Interface dataset entries:
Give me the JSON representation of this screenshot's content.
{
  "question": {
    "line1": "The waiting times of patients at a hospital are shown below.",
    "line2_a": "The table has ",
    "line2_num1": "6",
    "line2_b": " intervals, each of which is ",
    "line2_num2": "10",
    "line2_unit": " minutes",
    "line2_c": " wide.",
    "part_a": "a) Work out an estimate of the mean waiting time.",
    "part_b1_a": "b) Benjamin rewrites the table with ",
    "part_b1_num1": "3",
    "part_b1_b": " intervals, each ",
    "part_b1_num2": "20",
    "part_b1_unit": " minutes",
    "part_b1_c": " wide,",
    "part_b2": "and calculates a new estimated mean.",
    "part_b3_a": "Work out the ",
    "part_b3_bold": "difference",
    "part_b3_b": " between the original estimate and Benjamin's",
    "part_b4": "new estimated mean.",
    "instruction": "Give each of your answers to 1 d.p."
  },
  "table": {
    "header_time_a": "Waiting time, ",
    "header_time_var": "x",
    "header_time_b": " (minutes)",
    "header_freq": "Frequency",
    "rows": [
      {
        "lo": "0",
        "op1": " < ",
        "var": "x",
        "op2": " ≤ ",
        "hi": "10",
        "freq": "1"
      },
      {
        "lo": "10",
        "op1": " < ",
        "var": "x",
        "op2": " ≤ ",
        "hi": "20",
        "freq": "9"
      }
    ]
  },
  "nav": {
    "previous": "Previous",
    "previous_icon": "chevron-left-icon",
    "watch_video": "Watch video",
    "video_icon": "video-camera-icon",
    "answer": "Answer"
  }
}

** Exercise description **
Please restate the data word for word, every record included.

** Worked solution **
Give me the JSON representation of this screenshot's content.
{
  "question": {
    "line1": "The waiting times of patients at a hospital are shown below.",
    "line2_a": "The table has ",
    "line2_num1": "6",
    "line2_b": " intervals, each of which is ",
    "line2_num2": "10",
    "line2_unit": " minutes",
    "line2_c": " wide.",
    "part_a": "a) Work out an estimate of the mean waiting time.",
    "part_b1_a": "b) Benjamin rewrites the table with ",
    "part_b1_num1": "3",
    "part_b1_b": " intervals, each ",
    "part_b1_num2": "20",
    "part_b1_unit": " minutes",
    "part_b1_c": " wide,",
    "part_b2": "and calculates a new estimated mean.",
    "part_b3_a": "Work out the ",
    "part_b3_bold": "difference",
    "part_b3_b": " between the original estimate and Benjamin's",
    "part_b4": "new estimated mean.",
    "instruction": "Give each of your answers to 1 d.p."
  },
  "table": {
    "header_time_a": "Waiting time, ",
    "header_time_var": "x",
    "header_time_b": " (minutes)",
    "header_freq": "Frequency",
    "rows": [
      {
        "lo": "0",
        "op1": " < ",
        "var": "x",
        "op2": " ≤ ",
        "hi": "10",
        "freq": "1"
      },
      {
        "lo": "10",
        "op1": " < ",
        "var": "x",
        "op2": " ≤ ",
        "hi": "20",
        "freq": "9"
      }
    ]
  },
  "nav": {
    "previous": "Previous",
    "previous_icon": "chevron-left-icon",
    "watch_video": "Watch video",
    "video_icon": "video-camera-icon",
    "answer": "Answer"
  }
}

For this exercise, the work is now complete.